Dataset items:
------------------------------------

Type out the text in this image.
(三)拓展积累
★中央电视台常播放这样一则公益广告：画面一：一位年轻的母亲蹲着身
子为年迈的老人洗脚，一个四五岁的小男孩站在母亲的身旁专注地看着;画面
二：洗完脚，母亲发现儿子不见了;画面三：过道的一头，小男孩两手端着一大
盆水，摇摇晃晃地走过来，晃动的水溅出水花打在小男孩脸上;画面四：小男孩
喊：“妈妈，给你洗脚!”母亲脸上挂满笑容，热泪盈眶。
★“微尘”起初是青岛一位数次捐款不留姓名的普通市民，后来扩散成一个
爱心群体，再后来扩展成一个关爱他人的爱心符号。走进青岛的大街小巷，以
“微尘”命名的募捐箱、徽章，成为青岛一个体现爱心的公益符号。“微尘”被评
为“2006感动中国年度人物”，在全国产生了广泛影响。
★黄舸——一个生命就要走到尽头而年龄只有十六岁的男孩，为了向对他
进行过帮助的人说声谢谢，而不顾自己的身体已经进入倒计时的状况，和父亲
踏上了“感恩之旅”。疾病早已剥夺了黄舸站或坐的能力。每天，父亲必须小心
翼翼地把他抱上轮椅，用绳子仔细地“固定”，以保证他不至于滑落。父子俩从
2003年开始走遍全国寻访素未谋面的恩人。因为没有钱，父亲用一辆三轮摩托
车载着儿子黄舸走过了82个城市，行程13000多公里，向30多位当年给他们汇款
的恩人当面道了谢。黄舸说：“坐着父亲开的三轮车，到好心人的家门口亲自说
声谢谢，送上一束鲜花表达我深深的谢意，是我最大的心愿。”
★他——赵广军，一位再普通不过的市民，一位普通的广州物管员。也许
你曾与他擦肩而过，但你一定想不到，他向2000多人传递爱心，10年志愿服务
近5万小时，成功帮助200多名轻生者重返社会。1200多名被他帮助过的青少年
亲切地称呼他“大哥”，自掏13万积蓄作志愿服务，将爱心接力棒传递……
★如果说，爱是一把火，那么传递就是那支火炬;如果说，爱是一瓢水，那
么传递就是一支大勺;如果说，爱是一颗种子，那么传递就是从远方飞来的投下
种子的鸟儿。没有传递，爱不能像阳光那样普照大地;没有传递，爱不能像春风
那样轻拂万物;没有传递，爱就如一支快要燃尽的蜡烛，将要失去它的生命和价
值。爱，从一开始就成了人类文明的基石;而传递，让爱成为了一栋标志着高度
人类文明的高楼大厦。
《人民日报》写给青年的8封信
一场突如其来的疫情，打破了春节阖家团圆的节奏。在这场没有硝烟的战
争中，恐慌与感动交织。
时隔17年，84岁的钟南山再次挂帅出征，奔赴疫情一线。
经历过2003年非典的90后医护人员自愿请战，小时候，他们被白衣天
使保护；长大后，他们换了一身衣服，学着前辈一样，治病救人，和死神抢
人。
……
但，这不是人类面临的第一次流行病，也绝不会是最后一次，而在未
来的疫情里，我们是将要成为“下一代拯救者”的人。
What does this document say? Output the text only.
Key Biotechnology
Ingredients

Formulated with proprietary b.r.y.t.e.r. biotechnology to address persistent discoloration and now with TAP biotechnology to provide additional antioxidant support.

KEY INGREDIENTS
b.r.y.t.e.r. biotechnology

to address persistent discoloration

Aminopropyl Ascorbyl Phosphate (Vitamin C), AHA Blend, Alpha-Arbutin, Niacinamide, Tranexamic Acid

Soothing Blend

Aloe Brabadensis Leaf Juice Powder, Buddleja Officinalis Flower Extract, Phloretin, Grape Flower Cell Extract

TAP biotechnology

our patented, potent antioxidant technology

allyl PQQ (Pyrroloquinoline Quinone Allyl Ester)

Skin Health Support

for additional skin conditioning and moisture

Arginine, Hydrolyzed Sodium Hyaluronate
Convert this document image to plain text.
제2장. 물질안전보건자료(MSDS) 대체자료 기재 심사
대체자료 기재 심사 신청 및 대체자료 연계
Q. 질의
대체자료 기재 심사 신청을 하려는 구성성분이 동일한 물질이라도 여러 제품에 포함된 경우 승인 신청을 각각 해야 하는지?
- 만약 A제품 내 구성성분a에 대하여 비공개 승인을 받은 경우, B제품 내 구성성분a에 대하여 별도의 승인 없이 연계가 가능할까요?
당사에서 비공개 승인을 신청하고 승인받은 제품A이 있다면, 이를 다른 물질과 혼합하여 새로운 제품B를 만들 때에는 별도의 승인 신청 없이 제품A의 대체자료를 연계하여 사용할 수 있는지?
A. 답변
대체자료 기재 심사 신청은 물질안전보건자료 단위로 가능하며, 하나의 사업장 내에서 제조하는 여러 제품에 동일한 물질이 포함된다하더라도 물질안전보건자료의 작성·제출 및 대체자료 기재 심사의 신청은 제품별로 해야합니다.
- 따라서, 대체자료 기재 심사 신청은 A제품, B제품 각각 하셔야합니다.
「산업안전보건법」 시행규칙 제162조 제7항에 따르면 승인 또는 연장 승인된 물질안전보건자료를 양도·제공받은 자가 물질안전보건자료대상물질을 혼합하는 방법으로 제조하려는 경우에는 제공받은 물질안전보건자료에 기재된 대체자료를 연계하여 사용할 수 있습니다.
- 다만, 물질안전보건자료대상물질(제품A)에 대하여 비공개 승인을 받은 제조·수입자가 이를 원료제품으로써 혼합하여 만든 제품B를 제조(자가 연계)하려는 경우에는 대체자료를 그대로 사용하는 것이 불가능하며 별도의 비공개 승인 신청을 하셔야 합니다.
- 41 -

------------------------------------

Directive
Copy every line from the records above that contains the word "address".

Full output
Formulated with proprietary b.r.y.t.e.r. biotechnology to address persistent discoloration and now with TAP biotechnology to provide additional antioxidant support.
to address persistent discoloration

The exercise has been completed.